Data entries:
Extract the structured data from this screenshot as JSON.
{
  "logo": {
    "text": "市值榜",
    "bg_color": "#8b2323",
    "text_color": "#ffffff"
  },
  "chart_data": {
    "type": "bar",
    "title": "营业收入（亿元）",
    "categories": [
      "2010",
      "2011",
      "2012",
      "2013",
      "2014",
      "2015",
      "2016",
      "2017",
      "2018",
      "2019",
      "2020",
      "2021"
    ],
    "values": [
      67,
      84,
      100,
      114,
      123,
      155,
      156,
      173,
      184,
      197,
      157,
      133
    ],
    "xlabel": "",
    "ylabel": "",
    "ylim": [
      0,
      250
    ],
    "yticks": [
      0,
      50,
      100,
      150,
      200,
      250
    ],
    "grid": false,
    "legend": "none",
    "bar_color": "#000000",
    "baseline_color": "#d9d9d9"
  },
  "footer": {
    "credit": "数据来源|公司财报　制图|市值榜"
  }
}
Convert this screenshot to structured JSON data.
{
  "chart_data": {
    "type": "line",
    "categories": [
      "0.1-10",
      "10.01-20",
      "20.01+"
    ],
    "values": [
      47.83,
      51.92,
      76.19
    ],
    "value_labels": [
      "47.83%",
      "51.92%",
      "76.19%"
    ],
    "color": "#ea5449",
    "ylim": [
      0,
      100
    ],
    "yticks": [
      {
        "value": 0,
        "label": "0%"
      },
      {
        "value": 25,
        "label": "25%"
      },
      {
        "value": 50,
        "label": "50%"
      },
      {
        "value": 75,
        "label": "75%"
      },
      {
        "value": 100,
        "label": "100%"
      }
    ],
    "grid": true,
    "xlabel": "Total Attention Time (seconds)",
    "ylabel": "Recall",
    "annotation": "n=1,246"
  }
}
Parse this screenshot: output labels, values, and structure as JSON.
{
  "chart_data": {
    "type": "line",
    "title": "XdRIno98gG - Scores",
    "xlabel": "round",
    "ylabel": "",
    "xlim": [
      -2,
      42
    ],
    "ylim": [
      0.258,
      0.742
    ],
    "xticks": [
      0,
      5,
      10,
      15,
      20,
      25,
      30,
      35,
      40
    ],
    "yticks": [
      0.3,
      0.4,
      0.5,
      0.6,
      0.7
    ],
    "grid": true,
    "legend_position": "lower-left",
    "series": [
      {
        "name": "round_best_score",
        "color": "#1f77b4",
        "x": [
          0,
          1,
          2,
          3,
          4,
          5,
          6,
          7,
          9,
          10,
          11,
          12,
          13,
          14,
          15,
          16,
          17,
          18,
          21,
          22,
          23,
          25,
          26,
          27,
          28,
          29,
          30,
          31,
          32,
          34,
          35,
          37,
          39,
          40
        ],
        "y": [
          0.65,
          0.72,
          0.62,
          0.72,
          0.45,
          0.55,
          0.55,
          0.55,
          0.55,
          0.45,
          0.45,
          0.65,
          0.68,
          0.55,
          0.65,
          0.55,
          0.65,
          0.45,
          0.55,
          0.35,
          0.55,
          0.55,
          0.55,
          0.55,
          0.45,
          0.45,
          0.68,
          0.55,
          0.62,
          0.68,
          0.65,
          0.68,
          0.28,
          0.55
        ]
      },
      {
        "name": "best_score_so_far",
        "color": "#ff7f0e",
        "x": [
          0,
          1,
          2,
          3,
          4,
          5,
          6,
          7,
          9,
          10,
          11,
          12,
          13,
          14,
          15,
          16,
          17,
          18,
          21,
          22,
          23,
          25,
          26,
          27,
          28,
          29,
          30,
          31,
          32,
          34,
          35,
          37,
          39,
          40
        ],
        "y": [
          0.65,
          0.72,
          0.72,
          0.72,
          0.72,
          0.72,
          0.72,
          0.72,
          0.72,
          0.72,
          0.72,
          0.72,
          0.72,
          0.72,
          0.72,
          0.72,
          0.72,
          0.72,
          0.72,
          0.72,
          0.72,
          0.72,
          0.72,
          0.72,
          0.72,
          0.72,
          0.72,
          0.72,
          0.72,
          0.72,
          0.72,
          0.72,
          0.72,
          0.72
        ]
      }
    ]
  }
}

** EXERCISE OBJECTIVE **
Search the data above for lines holding "name" and copy each of them.

** THE ANSWER **
        "name": "round_best_score",
        "name": "best_score_so_far",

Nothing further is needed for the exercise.